§ EXERCISE DETAILS
Locate all lines with the word "this" and copy them out.

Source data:
::::

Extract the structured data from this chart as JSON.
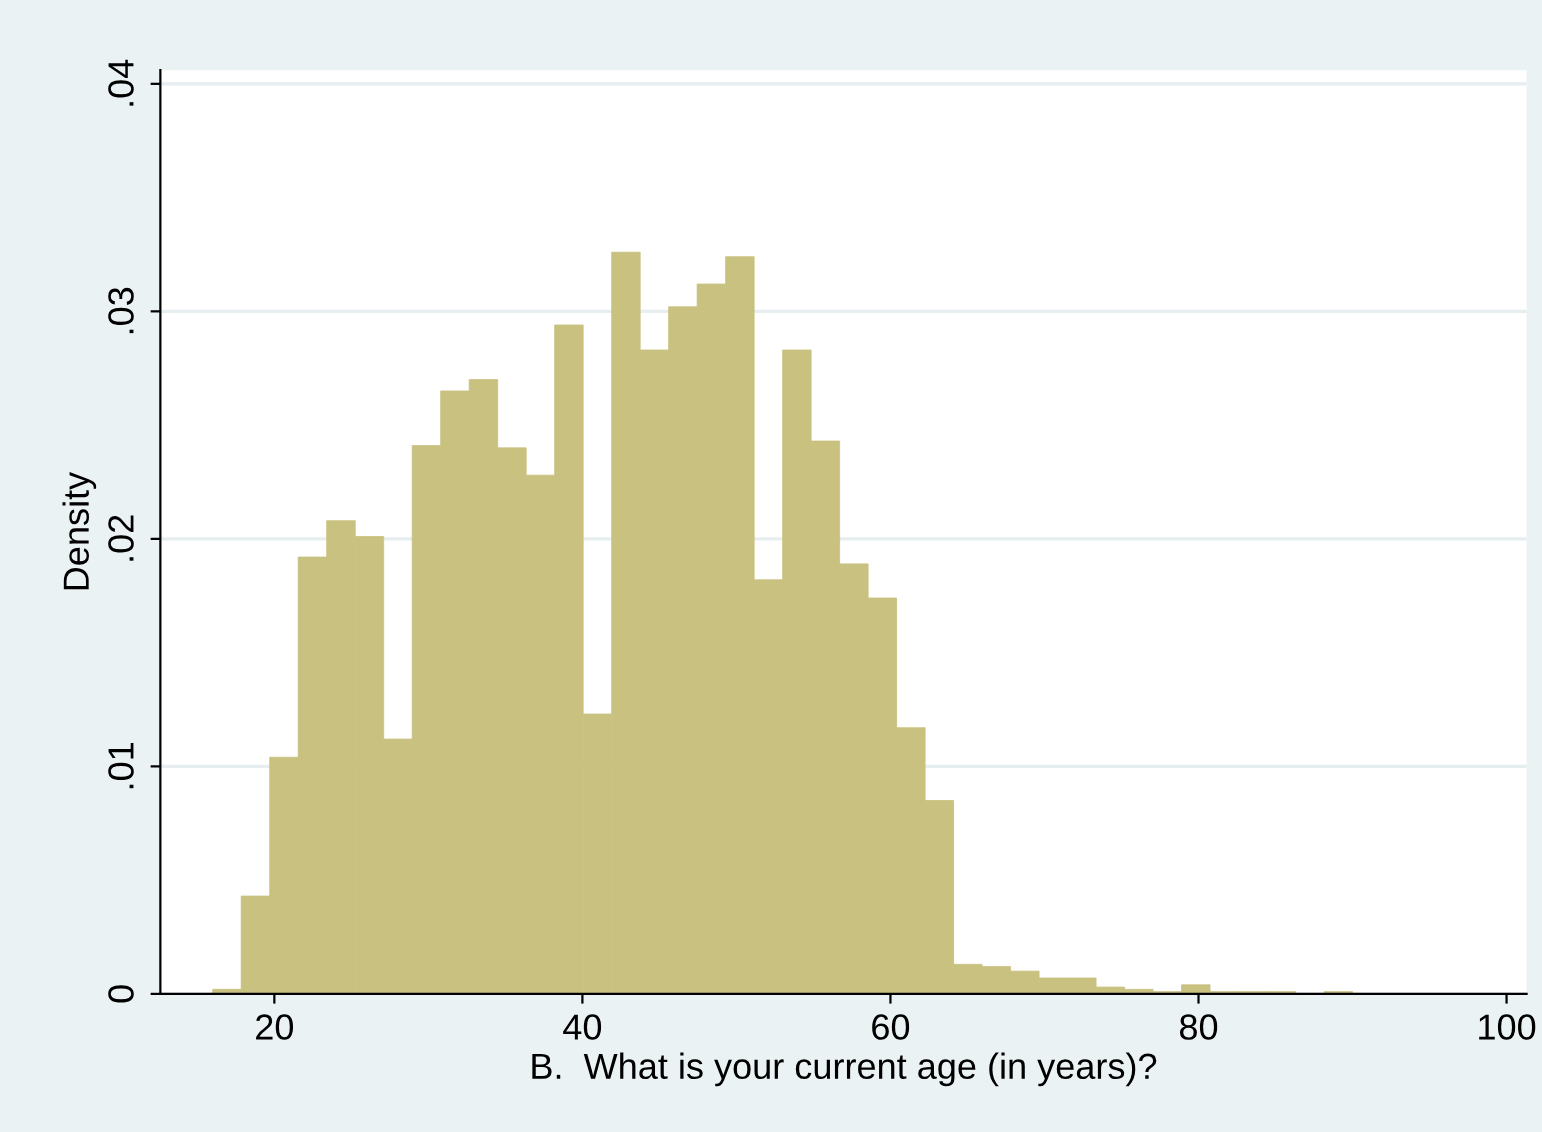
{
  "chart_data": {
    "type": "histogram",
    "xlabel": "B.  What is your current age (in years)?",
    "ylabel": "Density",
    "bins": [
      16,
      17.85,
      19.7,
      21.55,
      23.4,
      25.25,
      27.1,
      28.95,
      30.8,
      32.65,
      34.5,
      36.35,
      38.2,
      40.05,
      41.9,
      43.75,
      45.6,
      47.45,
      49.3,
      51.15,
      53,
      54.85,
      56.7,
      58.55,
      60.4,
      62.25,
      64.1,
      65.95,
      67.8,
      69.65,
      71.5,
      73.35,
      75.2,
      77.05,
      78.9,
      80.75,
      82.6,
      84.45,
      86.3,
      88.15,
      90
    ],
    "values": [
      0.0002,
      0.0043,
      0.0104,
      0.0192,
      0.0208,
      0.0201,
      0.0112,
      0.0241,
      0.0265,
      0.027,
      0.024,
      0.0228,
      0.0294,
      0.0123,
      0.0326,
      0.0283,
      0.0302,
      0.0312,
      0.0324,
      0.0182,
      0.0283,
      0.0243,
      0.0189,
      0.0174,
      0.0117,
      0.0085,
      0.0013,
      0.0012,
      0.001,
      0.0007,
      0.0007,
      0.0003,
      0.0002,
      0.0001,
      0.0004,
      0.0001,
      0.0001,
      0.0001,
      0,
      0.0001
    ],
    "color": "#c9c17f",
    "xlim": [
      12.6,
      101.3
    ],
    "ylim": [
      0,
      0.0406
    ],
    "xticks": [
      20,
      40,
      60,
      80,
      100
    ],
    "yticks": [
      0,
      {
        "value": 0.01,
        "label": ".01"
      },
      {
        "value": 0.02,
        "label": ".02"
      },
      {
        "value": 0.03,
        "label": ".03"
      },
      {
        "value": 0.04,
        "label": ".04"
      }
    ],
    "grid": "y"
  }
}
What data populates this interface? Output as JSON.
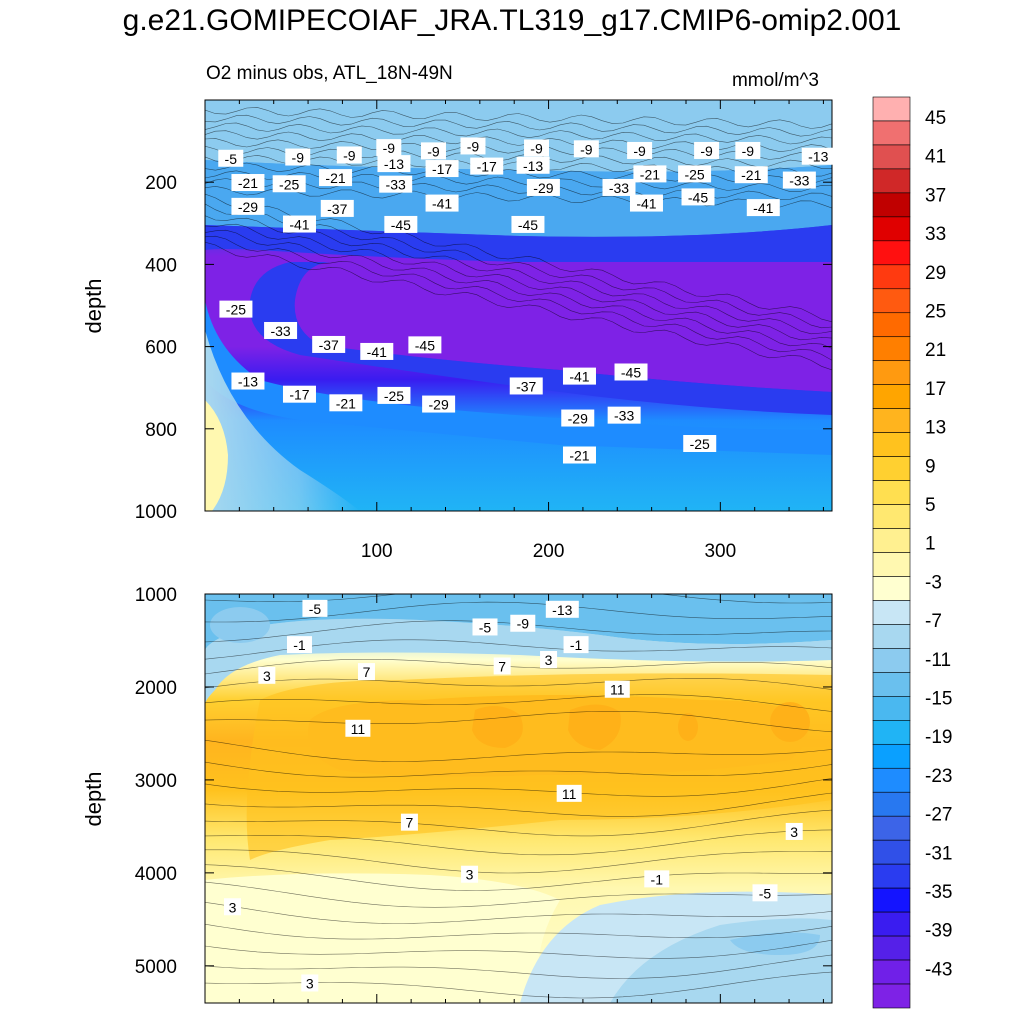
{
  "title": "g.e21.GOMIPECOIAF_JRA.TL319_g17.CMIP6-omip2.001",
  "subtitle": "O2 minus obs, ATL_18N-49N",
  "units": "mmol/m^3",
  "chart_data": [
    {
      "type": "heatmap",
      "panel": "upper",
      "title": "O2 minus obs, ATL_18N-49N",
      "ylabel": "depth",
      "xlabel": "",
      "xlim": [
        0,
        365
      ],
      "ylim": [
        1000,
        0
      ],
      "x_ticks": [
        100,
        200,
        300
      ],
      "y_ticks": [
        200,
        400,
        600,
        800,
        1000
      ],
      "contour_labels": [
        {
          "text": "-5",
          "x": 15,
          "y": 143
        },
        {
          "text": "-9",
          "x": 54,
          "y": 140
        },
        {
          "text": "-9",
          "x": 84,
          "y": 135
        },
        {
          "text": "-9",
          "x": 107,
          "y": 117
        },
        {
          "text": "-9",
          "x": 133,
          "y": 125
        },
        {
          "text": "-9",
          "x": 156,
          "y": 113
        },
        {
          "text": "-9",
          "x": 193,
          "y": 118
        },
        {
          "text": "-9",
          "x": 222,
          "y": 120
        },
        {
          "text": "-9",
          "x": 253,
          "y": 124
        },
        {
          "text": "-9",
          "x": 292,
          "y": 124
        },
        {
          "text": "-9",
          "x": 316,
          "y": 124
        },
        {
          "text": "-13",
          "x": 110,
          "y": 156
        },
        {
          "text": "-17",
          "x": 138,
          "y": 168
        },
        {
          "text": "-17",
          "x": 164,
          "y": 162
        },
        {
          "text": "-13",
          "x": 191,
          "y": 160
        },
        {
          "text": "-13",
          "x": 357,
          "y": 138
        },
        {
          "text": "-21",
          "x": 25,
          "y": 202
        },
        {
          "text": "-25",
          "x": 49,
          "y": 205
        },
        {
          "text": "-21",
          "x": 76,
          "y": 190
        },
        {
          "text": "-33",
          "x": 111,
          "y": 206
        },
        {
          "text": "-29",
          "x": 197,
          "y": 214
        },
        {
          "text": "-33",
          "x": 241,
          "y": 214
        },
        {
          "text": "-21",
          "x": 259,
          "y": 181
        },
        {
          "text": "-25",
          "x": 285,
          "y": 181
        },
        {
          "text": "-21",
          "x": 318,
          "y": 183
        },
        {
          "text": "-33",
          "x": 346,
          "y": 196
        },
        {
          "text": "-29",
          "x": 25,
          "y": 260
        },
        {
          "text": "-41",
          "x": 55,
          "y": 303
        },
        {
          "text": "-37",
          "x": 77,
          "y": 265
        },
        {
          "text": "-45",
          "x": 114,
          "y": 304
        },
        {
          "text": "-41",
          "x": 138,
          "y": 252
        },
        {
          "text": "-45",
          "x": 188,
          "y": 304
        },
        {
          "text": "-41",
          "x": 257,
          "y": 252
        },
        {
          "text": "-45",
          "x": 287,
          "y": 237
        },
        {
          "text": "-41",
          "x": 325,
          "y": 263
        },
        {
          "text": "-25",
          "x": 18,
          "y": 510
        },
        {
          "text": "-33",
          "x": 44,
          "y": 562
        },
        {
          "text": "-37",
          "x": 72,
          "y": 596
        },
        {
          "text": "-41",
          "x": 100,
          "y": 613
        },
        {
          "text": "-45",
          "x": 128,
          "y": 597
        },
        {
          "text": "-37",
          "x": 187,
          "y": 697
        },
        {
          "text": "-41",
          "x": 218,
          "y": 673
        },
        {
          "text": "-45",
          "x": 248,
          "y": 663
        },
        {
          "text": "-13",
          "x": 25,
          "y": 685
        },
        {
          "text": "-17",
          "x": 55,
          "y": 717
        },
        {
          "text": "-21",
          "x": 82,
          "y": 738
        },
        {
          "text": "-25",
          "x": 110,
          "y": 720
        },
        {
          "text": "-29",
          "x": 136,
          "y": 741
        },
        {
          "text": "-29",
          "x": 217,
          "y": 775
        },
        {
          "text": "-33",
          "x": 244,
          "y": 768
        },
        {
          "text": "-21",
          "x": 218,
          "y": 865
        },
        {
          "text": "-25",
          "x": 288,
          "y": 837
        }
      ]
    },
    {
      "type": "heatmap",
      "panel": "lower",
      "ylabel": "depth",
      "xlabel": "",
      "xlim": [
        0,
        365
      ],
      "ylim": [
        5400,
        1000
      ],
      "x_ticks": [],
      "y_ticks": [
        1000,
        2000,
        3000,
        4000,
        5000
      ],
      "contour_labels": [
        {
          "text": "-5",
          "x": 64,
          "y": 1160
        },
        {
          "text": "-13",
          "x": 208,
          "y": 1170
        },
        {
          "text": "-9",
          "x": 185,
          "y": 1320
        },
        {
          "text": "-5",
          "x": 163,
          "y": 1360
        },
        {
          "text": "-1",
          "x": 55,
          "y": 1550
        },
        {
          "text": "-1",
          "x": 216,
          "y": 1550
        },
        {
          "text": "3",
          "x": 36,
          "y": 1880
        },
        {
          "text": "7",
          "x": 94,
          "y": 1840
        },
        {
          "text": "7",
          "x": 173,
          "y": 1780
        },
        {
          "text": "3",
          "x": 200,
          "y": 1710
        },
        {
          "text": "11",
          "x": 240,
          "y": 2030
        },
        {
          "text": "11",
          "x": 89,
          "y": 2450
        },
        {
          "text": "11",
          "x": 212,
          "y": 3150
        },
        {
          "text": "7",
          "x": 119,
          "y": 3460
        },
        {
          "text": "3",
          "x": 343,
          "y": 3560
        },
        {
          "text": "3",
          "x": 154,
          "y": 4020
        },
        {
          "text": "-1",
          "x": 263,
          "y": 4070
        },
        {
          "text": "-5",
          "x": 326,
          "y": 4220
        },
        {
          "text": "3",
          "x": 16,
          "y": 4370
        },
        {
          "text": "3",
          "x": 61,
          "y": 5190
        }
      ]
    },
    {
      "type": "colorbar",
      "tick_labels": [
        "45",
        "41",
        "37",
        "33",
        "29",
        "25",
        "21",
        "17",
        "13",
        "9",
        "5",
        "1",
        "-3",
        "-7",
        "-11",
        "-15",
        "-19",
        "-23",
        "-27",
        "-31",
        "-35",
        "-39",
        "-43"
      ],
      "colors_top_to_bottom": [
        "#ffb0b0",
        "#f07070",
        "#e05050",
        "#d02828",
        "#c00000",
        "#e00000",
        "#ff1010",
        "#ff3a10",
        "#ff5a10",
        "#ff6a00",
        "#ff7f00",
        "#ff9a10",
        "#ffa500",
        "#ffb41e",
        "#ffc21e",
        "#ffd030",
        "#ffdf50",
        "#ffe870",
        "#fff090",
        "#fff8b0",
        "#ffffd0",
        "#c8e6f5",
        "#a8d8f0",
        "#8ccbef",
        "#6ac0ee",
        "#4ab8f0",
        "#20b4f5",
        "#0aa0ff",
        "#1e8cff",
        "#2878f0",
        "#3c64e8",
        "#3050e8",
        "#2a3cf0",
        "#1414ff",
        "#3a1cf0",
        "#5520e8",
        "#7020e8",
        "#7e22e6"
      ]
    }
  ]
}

::::

§ TASK RESULT
Extract the structured data from this chart as JSON.
What data populates this interface? Output as JSON.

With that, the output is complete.